Required work: Render every line of the rows below as a JSON list of strings, one string per line, with blank lines and the pictures left out.
<<<<
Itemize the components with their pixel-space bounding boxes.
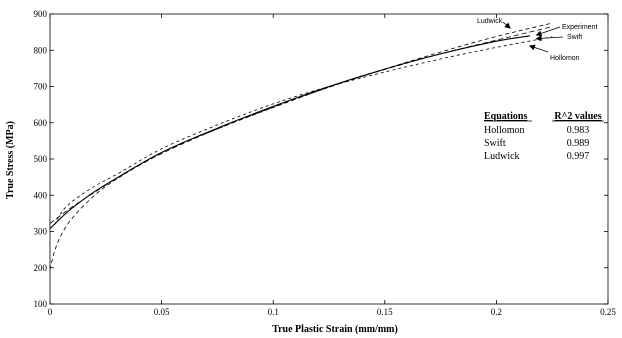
- annotation-experiment: Experiment: [562, 24, 597, 31]
- annotation-hollomon: Hollomon: [550, 55, 580, 62]
- table-header-r2: R^2 values: [554, 111, 601, 122]
- y-tick-label: 200: [34, 263, 48, 273]
- series-line-experiment: [49, 35, 530, 229]
- y-tick-label: 300: [34, 227, 48, 237]
- y-tick-label: 500: [34, 154, 48, 164]
- x-tick-label: 0.05: [154, 307, 170, 317]
- y-tick-label: 700: [34, 82, 48, 92]
- annotation-swift: Swift: [567, 34, 582, 41]
- annotation-arrow-swift: [535, 35, 564, 42]
- x-tick-label: 0.2: [491, 307, 502, 317]
- table-cell-equation: Ludwick: [484, 151, 520, 162]
- table-header-equations: Equations: [484, 111, 527, 122]
- series-line-swift: [49, 26, 553, 224]
- plot-frame: [49, 13, 609, 305]
- table-cell-equation: Swift: [484, 138, 506, 149]
- plot-border: [49, 13, 609, 305]
- y-tick-label: 100: [34, 299, 48, 309]
- x-tick-label: 0.1: [268, 307, 279, 317]
- curve-annotations: Ludwick Experiment Swift Hollomon: [477, 18, 597, 62]
- x-axis-title: True Plastic Strain (mm/mm): [272, 324, 398, 335]
- series-lines: [49, 22, 553, 270]
- annotation-arrow-hollomon: [528, 44, 549, 53]
- table-cell-r2: 0.989: [567, 138, 590, 149]
- tick-marks: [49, 13, 609, 305]
- r2-table: Equations R^2 values Hollomon 0.983 Swift 0.9…: [484, 111, 604, 162]
- annotation-arrow-ludwick: [502, 21, 511, 29]
- table-cell-r2: 0.983: [567, 125, 590, 136]
- y-tick-label: 900: [34, 9, 48, 19]
- y-axis-title: True Stress (MPa): [5, 121, 16, 199]
- table-cell-equation: Hollomon: [484, 125, 525, 136]
- annotation-arrow-experiment: [535, 26, 561, 37]
- x-tick-label: 0.15: [377, 307, 393, 317]
- series-line-ludwick: [49, 22, 553, 270]
- y-tick-label: 600: [34, 118, 48, 128]
- series-line-hollomon: [54, 36, 553, 226]
- y-tick-label: 400: [34, 190, 48, 200]
- x-tick-label: 0.25: [600, 307, 616, 317]
- y-tick-label: 800: [34, 45, 48, 55]
- table-cell-r2: 0.997: [567, 151, 590, 162]
- x-tick-label: 0: [48, 307, 53, 317]
- annotation-ludwick: Ludwick: [477, 18, 503, 25]
- tick-labels: 0 0.05 0.1 0.15 0.2 0.25 100 200 300 400 500 600 700…: [34, 9, 617, 317]
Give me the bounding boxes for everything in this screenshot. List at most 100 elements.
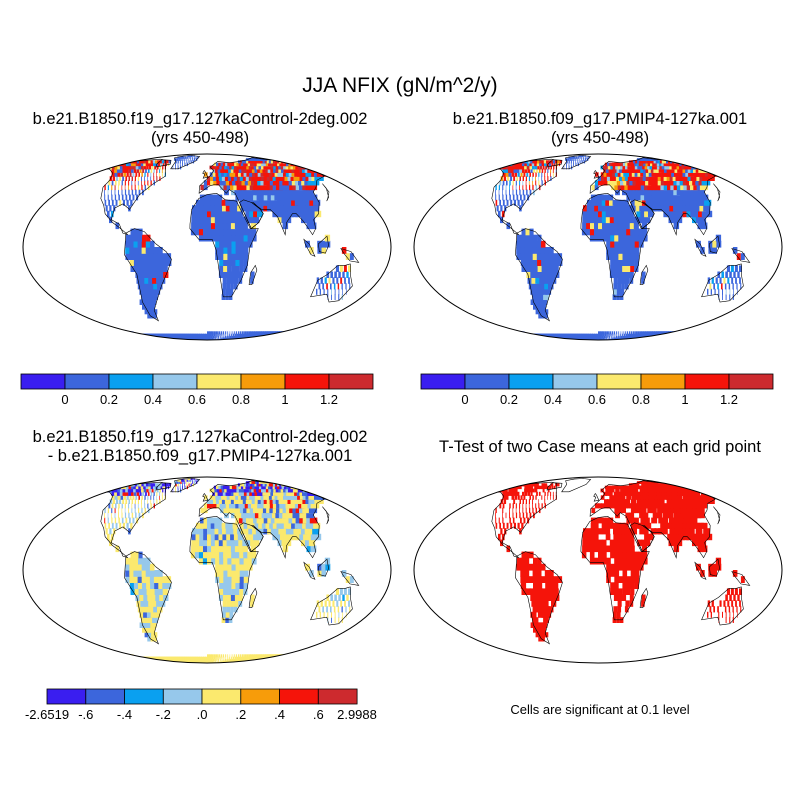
>>>>
The response:
[
  "Itemize the components with their pixel-space bounding boxes.",
  "- annotation-experiment: Experiment: [562, 24, 597, 31]",
  "- annotation-hollomon: Hollomon: [550, 55, 580, 62]",
  "- table-header-r2: R^2 values: [554, 111, 601, 122]",
  "- y-tick-label: 200: [34, 263, 48, 273]",
  "- series-line-experiment: [49, 35, 530, 229]",
  "- y-tick-label: 300: [34, 227, 48, 237]",
  "- y-tick-label: 500: [34, 154, 48, 164]",
  "- x-tick-label: 0.05: [154, 307, 170, 317]",
  "- y-tick-label: 700: [34, 82, 48, 92]",
  "- annotation-swift: Swift: [567, 34, 582, 41]",
  "- annotation-arrow-swift: [535, 35, 564, 42]",
  "- x-tick-label: 0.2: [491, 307, 502, 317]",
  "- table-cell-equation: Ludwick: [484, 151, 520, 162]",
  "- table-header-equations: Equations: [484, 111, 527, 122]",
  "- series-line-swift: [49, 26, 553, 224]",
  "- plot-frame: [49, 13, 609, 305]",
  "- table-cell-equation: Swift: [484, 138, 506, 149]",
  "- plot-border: [49, 13, 609, 305]",
  "- y-tick-label: 100: [34, 299, 48, 309]",
  "- x-tick-label: 0.1: [268, 307, 279, 317]",
  "- curve-annotations: Ludwick Experiment Swift Hollomon: [477, 18, 597, 62]",
  "- x-axis-title: True Plastic Strain (mm/mm): [272, 324, 398, 335]",
  "- series-lines: [49, 22, 553, 270]",
  "- annotation-arrow-hollomon: [528, 44, 549, 53]",
  "- table-cell-r2: 0.989: [567, 138, 590, 149]",
  "- tick-marks: [49, 13, 609, 305]",
  "- r2-table: Equations R^2 values Hollomon 0.983 Swift 0.9…: [484, 111, 604, 162]",
  "- annotation-arrow-ludwick: [502, 21, 511, 29]",
  "- table-cell-r2: 0.983: [567, 125, 590, 136]",
  "- y-tick-label: 900: [34, 9, 48, 19]",
  "- y-axis-title: True Stress (MPa): [5, 121, 16, 199]",
  "- table-cell-equation: Hollomon: [484, 125, 525, 136]",
  "- annotation-arrow-experiment: [535, 26, 561, 37]",
  "- x-tick-label: 0.15: [377, 307, 393, 317]",
  "- series-line-ludwick: [49, 22, 553, 270]",
  "- y-tick-label: 600: [34, 118, 48, 128]",
  "- series-line-hollomon: [54, 36, 553, 226]",
  "- y-tick-label: 400: [34, 190, 48, 200]",
  "- x-tick-label: 0.25: [600, 307, 616, 317]",
  "- y-tick-label: 800: [34, 45, 48, 55]",
  "- table-cell-r2: 0.997: [567, 151, 590, 162]",
  "- x-tick-label: 0: [48, 307, 53, 317]",
  "- annotation-ludwick: Ludwick: [477, 18, 503, 25]",
  "- tick-labels: 0 0.05 0.1 0.15 0.2 0.25 100 200 300 400 500 600 700…: [34, 9, 617, 317]",
  "Give me the bounding boxes for everything in this screenshot. List at most 100 elements."
]